● **Request**: Scan the records for the word "kiri". Copy each line that includes it.

═════ Dataset excerpts ═════

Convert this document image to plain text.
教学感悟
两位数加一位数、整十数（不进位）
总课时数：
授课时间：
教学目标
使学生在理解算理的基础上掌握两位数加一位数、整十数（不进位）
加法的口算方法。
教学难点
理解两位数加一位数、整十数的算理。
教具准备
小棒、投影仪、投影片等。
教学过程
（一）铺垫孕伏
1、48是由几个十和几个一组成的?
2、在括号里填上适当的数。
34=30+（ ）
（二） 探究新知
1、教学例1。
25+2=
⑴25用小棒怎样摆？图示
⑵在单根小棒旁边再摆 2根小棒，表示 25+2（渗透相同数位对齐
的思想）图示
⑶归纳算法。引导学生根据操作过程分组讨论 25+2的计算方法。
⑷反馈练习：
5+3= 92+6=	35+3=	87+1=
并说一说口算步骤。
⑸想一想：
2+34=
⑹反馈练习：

═════
═════ Dataset excerpts ═════

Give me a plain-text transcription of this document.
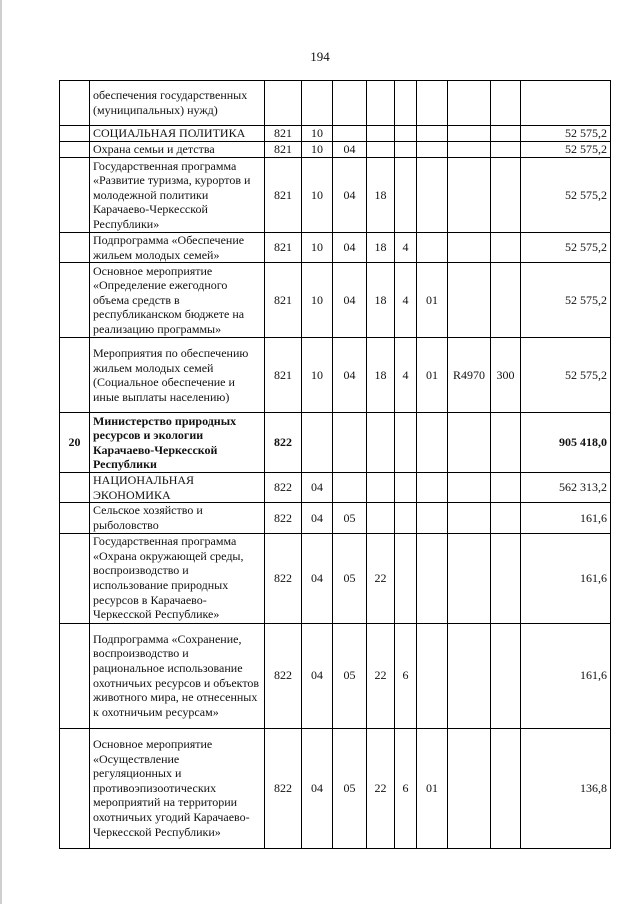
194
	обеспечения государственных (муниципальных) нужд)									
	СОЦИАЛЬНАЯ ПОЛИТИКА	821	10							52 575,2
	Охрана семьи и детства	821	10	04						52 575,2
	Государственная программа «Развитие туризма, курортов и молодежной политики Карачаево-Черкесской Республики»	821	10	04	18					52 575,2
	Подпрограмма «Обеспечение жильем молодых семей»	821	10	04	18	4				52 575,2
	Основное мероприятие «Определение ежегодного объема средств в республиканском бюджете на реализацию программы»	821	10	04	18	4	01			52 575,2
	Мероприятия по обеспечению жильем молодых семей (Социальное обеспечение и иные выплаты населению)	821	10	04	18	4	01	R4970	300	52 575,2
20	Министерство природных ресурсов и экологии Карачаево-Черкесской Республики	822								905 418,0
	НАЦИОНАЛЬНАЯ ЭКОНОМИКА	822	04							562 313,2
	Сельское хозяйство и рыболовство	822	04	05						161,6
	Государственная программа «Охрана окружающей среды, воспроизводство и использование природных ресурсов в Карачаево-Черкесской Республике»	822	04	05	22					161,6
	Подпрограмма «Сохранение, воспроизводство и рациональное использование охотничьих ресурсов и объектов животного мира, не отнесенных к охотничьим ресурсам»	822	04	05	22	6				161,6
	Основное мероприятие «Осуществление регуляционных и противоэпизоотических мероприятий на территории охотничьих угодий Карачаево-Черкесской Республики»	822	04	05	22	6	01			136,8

═════
═════ Dataset excerpts ═════

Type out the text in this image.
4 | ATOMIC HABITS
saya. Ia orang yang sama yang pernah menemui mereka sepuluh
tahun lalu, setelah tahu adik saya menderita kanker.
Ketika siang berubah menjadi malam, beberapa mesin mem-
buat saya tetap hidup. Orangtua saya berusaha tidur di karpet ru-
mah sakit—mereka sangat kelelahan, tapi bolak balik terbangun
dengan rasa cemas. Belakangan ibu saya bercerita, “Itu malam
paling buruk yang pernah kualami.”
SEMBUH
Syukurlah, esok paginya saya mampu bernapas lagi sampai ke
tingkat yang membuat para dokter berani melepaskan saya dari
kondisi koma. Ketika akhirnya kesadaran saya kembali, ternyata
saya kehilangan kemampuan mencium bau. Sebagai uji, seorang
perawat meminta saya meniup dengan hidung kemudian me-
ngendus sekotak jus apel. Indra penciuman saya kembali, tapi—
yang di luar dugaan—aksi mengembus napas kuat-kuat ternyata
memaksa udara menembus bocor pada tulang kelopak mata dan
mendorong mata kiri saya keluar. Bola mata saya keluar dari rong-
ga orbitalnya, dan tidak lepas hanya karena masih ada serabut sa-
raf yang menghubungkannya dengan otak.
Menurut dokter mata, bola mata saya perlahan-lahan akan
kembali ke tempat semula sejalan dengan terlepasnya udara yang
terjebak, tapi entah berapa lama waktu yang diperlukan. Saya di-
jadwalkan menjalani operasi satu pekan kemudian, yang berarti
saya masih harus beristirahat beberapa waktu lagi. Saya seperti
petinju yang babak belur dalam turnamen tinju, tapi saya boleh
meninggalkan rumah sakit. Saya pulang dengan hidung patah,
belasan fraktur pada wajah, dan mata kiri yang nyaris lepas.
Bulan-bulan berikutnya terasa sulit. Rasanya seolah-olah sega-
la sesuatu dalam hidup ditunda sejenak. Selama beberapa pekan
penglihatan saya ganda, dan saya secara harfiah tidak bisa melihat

═════

● **Output**:
mendorong mata kiri saya keluar. Bola mata saya keluar dari rong-
belasan fraktur pada wajah, dan mata kiri yang nyaris lepas.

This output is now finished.